═════ Supplied entries
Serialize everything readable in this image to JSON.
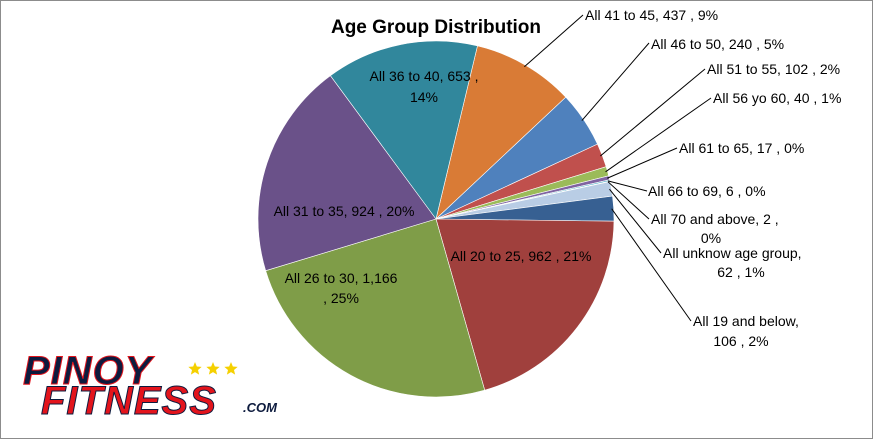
{
  "chart_data": {
    "type": "pie",
    "title": "Age Group Distribution",
    "slices": [
      {
        "category": "All 41 to 45",
        "value": 437,
        "percent": "9%",
        "label": "All 41 to 45, 437 , 9%",
        "color": "#D97B36"
      },
      {
        "category": "All 46 to 50",
        "value": 240,
        "percent": "5%",
        "label": "All 46 to 50, 240 , 5%",
        "color": "#4F81BD"
      },
      {
        "category": "All 51 to 55",
        "value": 102,
        "percent": "2%",
        "label": "All 51 to 55, 102 , 2%",
        "color": "#C0504D"
      },
      {
        "category": "All 56 yo 60",
        "value": 40,
        "percent": "1%",
        "label": "All 56 yo 60, 40 , 1%",
        "color": "#9BBB59"
      },
      {
        "category": "All 61 to 65",
        "value": 17,
        "percent": "0%",
        "label": "All 61 to 65, 17 , 0%",
        "color": "#8064A2"
      },
      {
        "category": "All 66 to 69",
        "value": 6,
        "percent": "0%",
        "label": "All 66 to 69, 6 , 0%",
        "color": "#4BACC6"
      },
      {
        "category": "All 70 and above",
        "value": 2,
        "percent": "0%",
        "label": "All 70 and above, 2 , 0%",
        "color": "#F79646"
      },
      {
        "category": "All unknow age group",
        "value": 62,
        "percent": "1%",
        "label": "All unknow age group, 62 , 1%",
        "color": "#B9CDE5"
      },
      {
        "category": "All 19 and below",
        "value": 106,
        "percent": "2%",
        "label": "All 19 and below, 106 , 2%",
        "color": "#376092"
      },
      {
        "category": "All 20 to 25",
        "value": 962,
        "percent": "21%",
        "label": "All 20 to 25, 962 , 21%",
        "color": "#A0403D"
      },
      {
        "category": "All 26 to 30",
        "value": 1166,
        "percent": "25%",
        "label": "All 26 to 30, 1,166 , 25%",
        "color": "#7F9D48"
      },
      {
        "category": "All 31 to 35",
        "value": 924,
        "percent": "20%",
        "label": "All 31 to 35, 924 , 20%",
        "color": "#6A5189"
      },
      {
        "category": "All 36 to 40",
        "value": 653,
        "percent": "14%",
        "label": "All 36 to 40, 653 , 14%",
        "color": "#31879C"
      }
    ],
    "legend": "none"
  },
  "logo": {
    "line1": "PINOY",
    "line2": "FITNESS",
    "suffix": ".COM",
    "star_color": "#F5D000",
    "red": "#E3141C",
    "dark": "#0D1B3E"
  }
}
══════════
**Goal of the exercise**
Find every line in the entries that includes the word "unknow", then state how many there are and nothing else.

**Correct output**
2